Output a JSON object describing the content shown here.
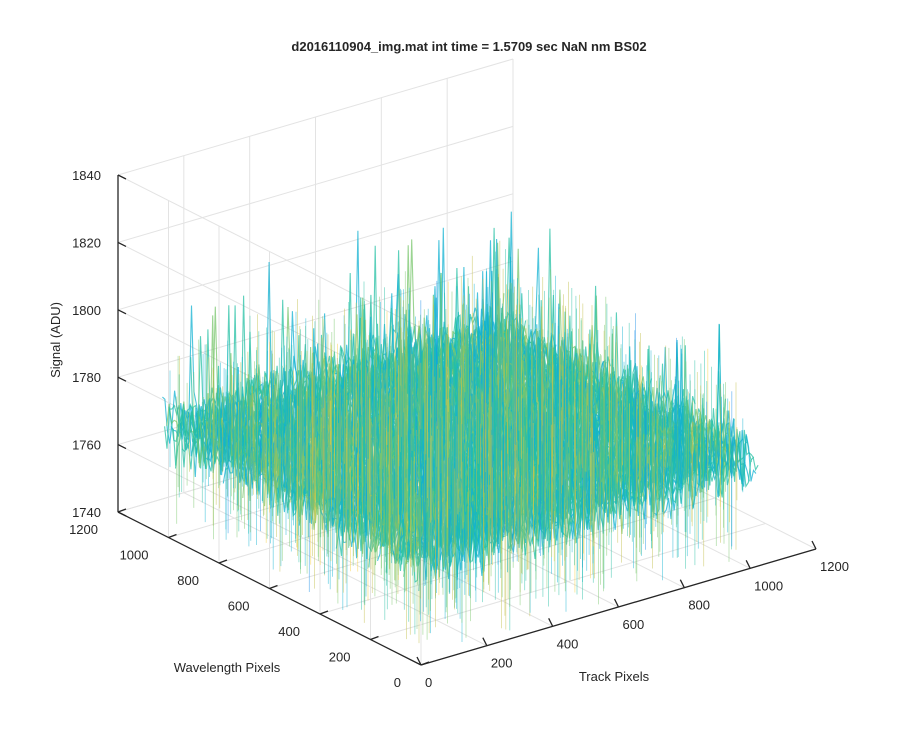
{
  "chart_data": {
    "type": "surface",
    "title": "d2016110904_img.mat int time = 1.5709 sec  NaN nm BS02",
    "xlabel": "Track Pixels",
    "ylabel": "Wavelength Pixels",
    "zlabel": "Signal (ADU)",
    "xlim": [
      0,
      1200
    ],
    "ylim": [
      0,
      1200
    ],
    "zlim": [
      1740,
      1840
    ],
    "xticks": [
      "0",
      "200",
      "400",
      "600",
      "800",
      "1000",
      "1200"
    ],
    "yticks": [
      "0",
      "200",
      "400",
      "600",
      "800",
      "1000",
      "1200"
    ],
    "zticks": [
      "1740",
      "1760",
      "1780",
      "1800",
      "1820",
      "1840"
    ],
    "surface": {
      "x_range": [
        0,
        1024
      ],
      "y_range": [
        0,
        1024
      ],
      "mean_signal": 1772,
      "min_signal": 1742,
      "max_signal": 1838,
      "colormap": "parula"
    },
    "grid": true,
    "view": "3d"
  },
  "colors": {
    "background": "#ffffff",
    "axis": "#262626",
    "grid": "#e3e3e3",
    "colormap": [
      "#3e26a8",
      "#2e4be6",
      "#1e8fe8",
      "#12b2d2",
      "#26c0a4",
      "#78c66c",
      "#c2bf4a",
      "#f7d03c",
      "#f9fb0e"
    ]
  }
}
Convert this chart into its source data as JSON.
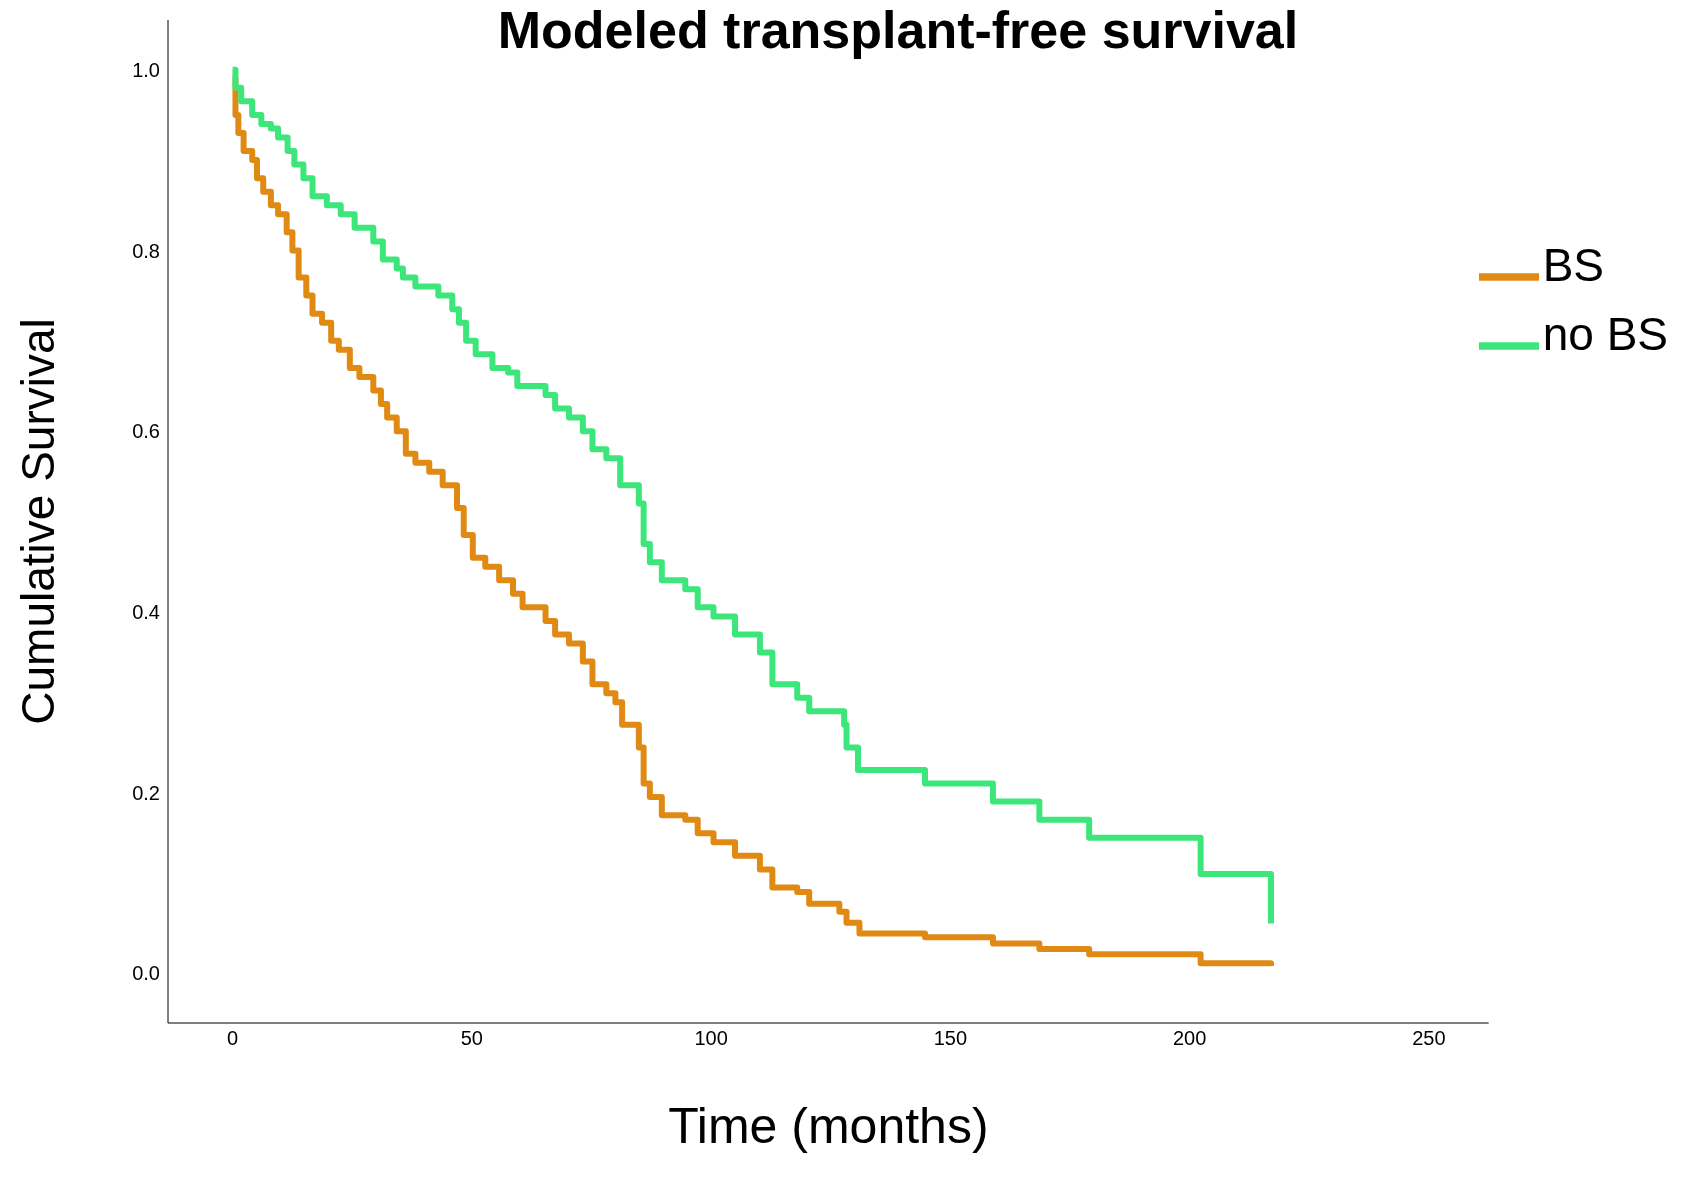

==========

Problem statement
Reproduce every line exactly and omit all pictures.

Exercise solution
Output a JSON object describing the content shown here.
{
  "chart_data": {
    "type": "surface",
    "title": "d2016110904_img.mat int time = 1.5709 sec  NaN nm BS02",
    "xlabel": "Track Pixels",
    "ylabel": "Wavelength Pixels",
    "zlabel": "Signal (ADU)",
    "xlim": [
      0,
      1200
    ],
    "ylim": [
      0,
      1200
    ],
    "zlim": [
      1740,
      1840
    ],
    "xticks": [
      "0",
      "200",
      "400",
      "600",
      "800",
      "1000",
      "1200"
    ],
    "yticks": [
      "0",
      "200",
      "400",
      "600",
      "800",
      "1000",
      "1200"
    ],
    "zticks": [
      "1740",
      "1760",
      "1780",
      "1800",
      "1820",
      "1840"
    ],
    "surface": {
      "x_range": [
        0,
        1024
      ],
      "y_range": [
        0,
        1024
      ],
      "mean_signal": 1772,
      "min_signal": 1742,
      "max_signal": 1838,
      "colormap": "parula"
    },
    "grid": true,
    "view": "3d"
  },
  "colors": {
    "background": "#ffffff",
    "axis": "#262626",
    "grid": "#e3e3e3",
    "colormap": [
      "#3e26a8",
      "#2e4be6",
      "#1e8fe8",
      "#12b2d2",
      "#26c0a4",
      "#78c66c",
      "#c2bf4a",
      "#f7d03c",
      "#f9fb0e"
    ]
  }
}
Convert this chart into its source data as JSON.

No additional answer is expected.